Note each line that includes the word "true". Copy those lines.

[START MATERIAL PROVIDED]

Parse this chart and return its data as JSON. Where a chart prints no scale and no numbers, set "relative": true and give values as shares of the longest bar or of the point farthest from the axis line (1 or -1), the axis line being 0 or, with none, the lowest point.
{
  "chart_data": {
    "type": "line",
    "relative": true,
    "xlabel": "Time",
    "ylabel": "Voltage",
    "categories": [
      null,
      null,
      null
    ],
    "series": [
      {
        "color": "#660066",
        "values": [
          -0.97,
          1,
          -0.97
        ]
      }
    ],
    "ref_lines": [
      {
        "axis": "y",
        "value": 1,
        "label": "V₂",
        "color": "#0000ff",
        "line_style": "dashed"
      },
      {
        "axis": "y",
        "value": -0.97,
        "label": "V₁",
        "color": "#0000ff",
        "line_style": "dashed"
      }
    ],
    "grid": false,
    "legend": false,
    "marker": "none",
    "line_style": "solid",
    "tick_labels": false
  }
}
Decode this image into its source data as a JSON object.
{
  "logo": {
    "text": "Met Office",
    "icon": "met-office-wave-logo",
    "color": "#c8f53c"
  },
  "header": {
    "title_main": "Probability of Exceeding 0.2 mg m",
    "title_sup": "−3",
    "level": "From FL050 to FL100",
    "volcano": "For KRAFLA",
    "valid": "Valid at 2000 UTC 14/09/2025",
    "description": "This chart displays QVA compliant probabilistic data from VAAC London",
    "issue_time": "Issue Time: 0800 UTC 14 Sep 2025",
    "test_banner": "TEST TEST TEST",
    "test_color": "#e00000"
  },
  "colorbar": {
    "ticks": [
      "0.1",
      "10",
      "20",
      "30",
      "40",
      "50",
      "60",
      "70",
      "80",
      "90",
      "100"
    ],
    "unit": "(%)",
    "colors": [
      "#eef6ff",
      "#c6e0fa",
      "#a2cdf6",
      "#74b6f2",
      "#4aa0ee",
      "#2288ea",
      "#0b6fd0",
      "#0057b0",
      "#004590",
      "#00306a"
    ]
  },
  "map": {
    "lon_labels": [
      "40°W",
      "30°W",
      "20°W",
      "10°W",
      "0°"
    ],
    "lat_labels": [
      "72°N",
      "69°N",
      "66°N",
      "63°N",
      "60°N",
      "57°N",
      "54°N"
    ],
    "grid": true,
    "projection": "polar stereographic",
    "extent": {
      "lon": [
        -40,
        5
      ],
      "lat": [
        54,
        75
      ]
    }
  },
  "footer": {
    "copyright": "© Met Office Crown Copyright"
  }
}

[END MATERIAL PROVIDED]

#### TASK OUTPUT:
Parse this chart and return its data as JSON. Where a chart prints no scale and no numbers, set "relative": true and give values as shares of the longest bar or of the point farthest from the axis line (1 or -1), the axis line being 0 or, with none, the lowest point.
    "relative": true,
    "grid": true,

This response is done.